Exercise task
Reproduce these lines without any change, beginning at the line that has "filetype-dropdown[interactable]: Log ChronoGPS" and stopping after the line that has "file-name: dreuxnovpp.log.txt: [448, 87, 538, 99]".

Raw records
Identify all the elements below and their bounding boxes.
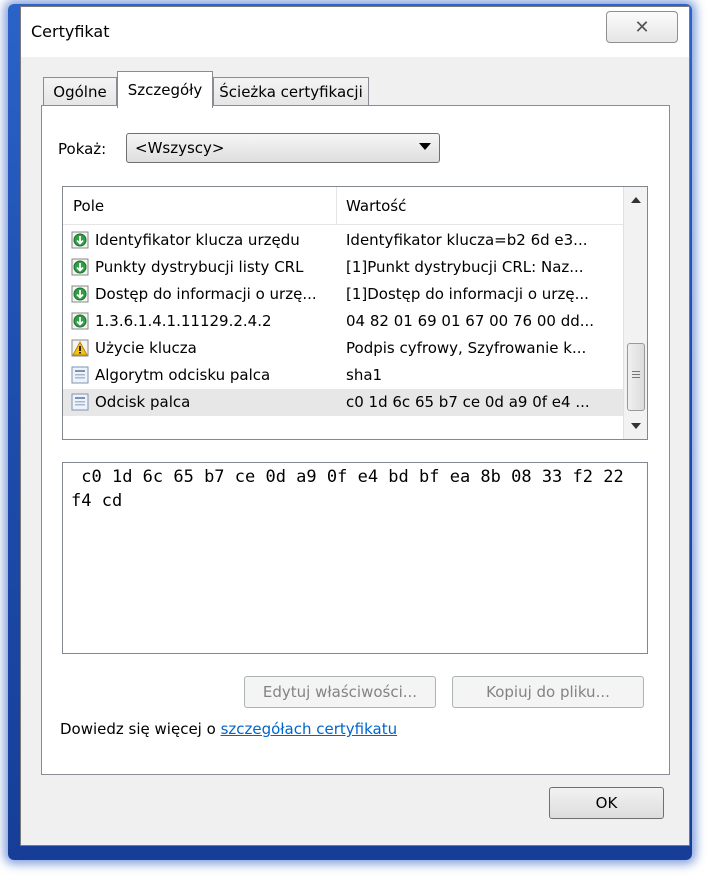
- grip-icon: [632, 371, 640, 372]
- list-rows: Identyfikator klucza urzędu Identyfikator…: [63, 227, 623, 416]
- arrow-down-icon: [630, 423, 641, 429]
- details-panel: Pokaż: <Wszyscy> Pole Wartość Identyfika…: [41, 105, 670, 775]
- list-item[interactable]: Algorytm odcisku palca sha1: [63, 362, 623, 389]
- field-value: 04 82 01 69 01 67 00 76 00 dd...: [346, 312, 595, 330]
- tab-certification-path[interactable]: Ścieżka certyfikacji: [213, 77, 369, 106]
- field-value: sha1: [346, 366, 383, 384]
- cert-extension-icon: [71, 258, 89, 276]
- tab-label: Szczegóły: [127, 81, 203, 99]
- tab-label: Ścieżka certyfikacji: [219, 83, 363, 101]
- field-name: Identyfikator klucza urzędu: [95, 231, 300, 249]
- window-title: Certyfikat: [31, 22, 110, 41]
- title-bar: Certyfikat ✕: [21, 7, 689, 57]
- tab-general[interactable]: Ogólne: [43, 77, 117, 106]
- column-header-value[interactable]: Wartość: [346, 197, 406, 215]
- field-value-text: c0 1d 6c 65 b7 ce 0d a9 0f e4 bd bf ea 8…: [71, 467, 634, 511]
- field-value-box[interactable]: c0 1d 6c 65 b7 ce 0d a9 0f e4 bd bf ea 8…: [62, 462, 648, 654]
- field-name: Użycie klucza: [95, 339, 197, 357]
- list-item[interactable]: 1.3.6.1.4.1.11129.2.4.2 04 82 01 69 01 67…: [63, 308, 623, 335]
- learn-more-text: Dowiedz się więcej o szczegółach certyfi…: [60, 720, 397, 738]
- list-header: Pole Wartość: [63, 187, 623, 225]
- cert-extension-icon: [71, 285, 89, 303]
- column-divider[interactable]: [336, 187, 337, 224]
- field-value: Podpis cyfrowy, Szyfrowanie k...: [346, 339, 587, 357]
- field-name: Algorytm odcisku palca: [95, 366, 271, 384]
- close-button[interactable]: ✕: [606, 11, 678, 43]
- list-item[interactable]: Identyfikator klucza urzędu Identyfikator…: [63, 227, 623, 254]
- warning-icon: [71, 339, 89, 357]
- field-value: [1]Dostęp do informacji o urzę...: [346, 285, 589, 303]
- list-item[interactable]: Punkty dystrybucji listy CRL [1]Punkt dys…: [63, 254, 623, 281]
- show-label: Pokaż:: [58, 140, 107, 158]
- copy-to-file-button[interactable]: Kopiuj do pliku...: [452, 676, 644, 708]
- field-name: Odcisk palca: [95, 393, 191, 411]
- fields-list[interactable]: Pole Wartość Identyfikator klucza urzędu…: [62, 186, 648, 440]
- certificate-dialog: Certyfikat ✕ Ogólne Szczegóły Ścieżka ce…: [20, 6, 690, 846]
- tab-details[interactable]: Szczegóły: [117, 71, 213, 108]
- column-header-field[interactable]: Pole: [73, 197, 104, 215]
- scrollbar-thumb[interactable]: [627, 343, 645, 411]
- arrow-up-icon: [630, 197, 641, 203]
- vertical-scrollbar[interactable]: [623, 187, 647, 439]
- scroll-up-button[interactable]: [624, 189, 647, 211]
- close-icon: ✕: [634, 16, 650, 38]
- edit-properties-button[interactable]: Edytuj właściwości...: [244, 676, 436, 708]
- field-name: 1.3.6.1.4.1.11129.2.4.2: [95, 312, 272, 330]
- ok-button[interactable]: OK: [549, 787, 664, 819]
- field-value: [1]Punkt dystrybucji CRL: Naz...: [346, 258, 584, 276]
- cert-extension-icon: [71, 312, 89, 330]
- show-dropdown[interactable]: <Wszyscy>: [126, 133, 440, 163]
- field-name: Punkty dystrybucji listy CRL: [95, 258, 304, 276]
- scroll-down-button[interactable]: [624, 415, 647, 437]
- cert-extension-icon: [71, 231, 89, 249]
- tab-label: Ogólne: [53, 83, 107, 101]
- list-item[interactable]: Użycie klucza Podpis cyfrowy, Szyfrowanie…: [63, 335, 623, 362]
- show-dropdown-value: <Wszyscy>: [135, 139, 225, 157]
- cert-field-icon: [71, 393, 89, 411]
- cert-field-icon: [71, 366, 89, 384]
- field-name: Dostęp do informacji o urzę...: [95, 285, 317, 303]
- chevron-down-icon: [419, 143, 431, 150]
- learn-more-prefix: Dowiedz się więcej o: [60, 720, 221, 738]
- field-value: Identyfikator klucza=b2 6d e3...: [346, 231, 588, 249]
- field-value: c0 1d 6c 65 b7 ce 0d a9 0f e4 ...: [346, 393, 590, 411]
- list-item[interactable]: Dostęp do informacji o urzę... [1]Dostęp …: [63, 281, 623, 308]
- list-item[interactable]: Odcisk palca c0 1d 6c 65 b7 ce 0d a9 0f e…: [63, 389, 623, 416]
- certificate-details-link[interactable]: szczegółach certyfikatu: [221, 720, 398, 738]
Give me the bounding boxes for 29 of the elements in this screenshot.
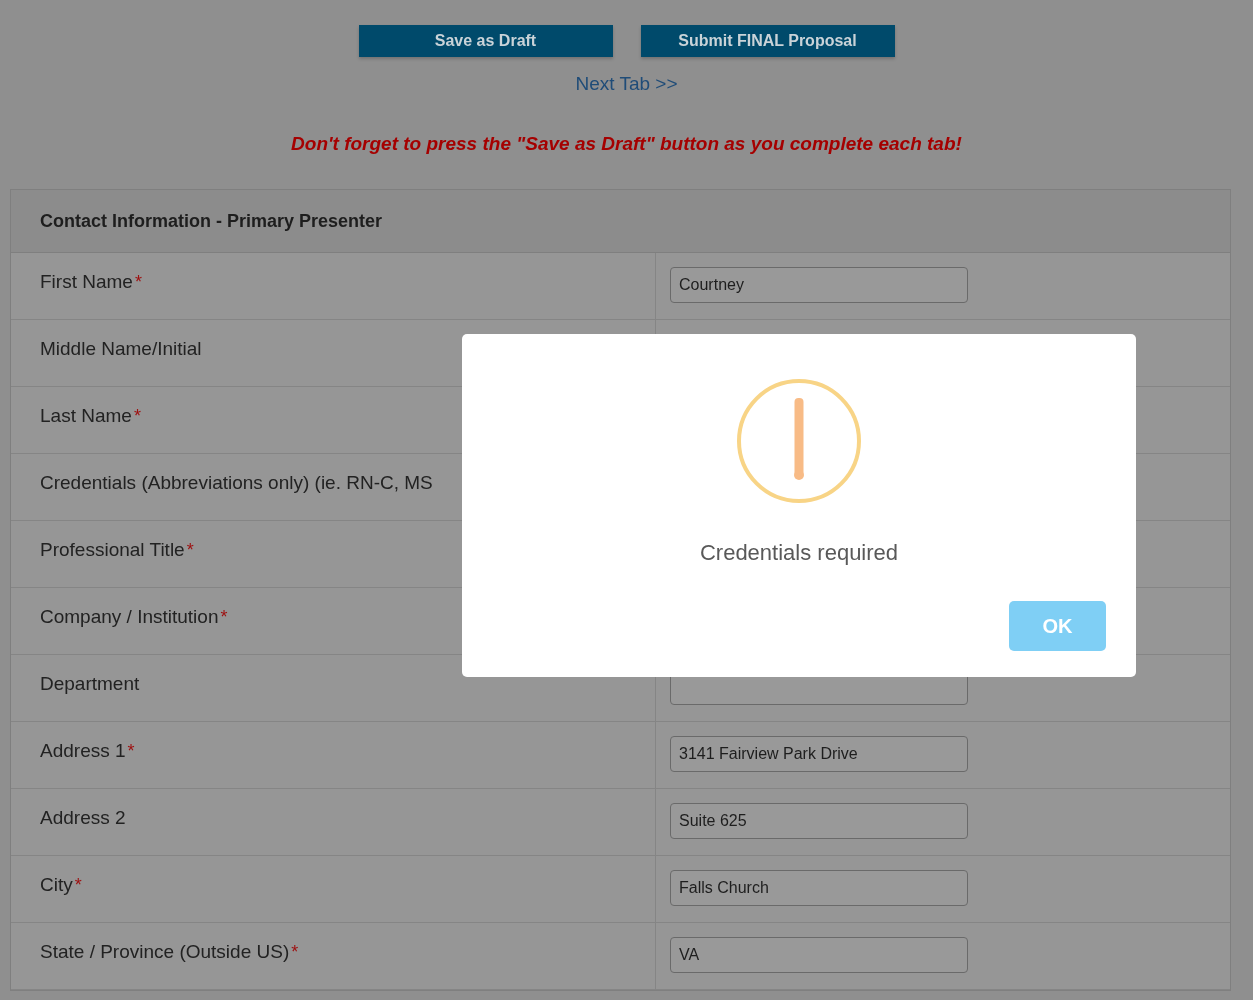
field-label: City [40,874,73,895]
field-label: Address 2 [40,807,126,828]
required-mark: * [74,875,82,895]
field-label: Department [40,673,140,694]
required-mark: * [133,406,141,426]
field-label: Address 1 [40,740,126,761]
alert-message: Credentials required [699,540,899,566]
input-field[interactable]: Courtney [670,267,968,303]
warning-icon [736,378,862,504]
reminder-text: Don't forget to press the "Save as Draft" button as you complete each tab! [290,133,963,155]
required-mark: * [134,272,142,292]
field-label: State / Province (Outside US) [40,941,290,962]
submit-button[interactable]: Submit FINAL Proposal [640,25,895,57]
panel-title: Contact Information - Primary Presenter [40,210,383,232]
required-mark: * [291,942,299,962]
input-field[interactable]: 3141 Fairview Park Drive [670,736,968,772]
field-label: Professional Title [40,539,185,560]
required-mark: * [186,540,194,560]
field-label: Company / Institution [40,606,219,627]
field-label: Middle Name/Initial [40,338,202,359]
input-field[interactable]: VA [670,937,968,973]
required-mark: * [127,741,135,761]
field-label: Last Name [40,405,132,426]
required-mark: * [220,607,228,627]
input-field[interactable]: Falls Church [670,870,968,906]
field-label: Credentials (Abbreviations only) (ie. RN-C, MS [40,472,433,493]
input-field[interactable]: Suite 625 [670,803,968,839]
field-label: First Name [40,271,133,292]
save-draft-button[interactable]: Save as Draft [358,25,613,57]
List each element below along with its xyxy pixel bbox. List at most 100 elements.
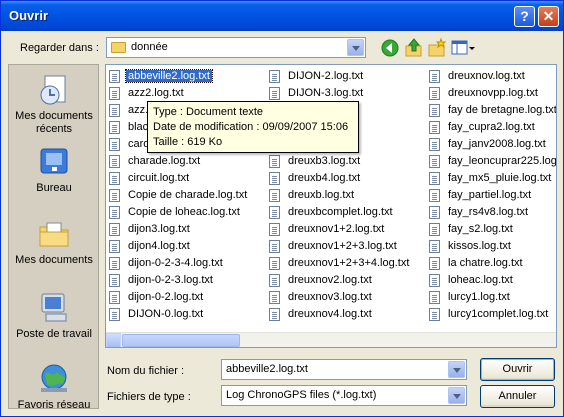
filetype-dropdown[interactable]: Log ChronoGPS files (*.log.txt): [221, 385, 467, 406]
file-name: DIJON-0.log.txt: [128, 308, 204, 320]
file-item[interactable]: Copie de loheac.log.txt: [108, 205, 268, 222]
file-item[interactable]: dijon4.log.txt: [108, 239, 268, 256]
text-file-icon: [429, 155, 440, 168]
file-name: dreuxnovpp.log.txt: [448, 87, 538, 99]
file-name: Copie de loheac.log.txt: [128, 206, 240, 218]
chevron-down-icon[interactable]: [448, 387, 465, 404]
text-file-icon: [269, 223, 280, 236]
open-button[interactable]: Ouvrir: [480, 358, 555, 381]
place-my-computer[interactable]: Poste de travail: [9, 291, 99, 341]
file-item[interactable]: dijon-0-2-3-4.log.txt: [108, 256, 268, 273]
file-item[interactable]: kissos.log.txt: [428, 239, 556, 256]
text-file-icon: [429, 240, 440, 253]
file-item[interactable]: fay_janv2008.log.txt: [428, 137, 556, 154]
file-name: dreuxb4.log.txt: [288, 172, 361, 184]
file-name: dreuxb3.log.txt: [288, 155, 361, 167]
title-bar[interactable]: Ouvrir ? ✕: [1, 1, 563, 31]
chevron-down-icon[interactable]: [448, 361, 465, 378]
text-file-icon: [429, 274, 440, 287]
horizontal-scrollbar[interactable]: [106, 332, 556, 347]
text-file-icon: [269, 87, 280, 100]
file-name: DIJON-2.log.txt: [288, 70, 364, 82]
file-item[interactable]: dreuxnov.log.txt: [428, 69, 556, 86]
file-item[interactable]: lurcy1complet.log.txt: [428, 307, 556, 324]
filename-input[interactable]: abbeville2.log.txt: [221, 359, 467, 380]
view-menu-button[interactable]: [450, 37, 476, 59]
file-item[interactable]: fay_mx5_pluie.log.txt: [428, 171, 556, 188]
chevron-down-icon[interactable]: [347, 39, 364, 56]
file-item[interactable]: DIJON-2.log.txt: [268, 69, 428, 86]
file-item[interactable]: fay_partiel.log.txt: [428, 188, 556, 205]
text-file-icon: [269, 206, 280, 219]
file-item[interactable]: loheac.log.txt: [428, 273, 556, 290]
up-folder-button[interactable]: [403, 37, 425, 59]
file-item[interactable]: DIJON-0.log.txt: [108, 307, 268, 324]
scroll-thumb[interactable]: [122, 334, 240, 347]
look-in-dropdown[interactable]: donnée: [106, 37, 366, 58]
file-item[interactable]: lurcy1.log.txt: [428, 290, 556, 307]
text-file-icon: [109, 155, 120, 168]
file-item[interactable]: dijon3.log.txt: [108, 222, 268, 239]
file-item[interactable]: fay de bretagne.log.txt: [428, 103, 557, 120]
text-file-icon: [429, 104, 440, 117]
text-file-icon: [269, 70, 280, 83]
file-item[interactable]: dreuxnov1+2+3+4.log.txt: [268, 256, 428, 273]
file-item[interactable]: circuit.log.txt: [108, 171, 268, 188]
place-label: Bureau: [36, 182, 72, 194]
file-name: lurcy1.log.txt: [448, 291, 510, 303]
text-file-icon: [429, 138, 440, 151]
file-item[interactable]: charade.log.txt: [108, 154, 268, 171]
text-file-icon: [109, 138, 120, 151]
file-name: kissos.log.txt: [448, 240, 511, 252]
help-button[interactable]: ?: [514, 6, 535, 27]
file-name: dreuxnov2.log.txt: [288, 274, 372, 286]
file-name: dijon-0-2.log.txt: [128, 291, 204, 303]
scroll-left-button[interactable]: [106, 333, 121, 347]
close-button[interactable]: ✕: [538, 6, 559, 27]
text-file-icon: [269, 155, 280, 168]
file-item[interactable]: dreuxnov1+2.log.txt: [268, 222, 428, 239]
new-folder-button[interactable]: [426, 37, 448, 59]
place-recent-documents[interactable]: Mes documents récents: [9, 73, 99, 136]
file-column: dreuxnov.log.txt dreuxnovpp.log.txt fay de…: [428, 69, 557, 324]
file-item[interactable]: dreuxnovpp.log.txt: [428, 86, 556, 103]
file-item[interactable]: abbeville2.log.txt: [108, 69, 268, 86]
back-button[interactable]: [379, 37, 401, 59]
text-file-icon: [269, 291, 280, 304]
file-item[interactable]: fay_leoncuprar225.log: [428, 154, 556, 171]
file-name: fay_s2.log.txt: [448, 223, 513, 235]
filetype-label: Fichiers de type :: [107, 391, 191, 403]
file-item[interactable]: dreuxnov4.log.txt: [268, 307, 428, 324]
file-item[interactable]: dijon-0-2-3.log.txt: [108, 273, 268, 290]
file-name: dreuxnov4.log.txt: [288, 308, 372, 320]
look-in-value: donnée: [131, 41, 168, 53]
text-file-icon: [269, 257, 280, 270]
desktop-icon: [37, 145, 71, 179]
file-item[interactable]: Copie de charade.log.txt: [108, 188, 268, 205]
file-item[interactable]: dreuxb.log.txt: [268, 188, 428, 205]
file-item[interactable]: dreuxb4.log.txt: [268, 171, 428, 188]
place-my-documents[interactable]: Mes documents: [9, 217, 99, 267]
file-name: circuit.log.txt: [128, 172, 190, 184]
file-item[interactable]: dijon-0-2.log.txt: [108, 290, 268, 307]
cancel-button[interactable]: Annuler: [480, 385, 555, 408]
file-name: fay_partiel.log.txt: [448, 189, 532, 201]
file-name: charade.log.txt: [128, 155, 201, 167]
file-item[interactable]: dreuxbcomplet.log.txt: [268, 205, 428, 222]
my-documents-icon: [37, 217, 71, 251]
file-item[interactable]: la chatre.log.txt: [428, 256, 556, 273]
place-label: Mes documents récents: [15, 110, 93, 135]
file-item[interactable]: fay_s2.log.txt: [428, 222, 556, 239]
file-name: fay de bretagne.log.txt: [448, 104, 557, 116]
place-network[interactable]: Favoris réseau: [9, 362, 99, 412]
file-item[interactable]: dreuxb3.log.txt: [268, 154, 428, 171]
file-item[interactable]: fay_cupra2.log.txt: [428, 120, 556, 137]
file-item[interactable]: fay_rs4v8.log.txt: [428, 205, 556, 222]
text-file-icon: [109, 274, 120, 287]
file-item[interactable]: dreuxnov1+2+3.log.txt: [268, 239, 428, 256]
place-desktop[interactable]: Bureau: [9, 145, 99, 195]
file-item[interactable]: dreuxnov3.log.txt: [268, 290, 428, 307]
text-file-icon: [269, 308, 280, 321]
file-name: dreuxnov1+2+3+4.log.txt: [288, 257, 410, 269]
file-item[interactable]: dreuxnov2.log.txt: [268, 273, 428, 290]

Reply to the task
filetype-dropdown[interactable]: Log ChronoGPS files (*.log.txt): [221, 385, 467, 406]
file-name: DIJON-0.log.txt: [128, 308, 204, 320]
file-item[interactable]: Copie de loheac.log.txt: [108, 205, 268, 222]
file-item[interactable]: dijon4.log.txt: [108, 239, 268, 256]
text-file-icon: [429, 155, 440, 168]
file-name: dreuxnovpp.log.txt: [448, 87, 538, 99]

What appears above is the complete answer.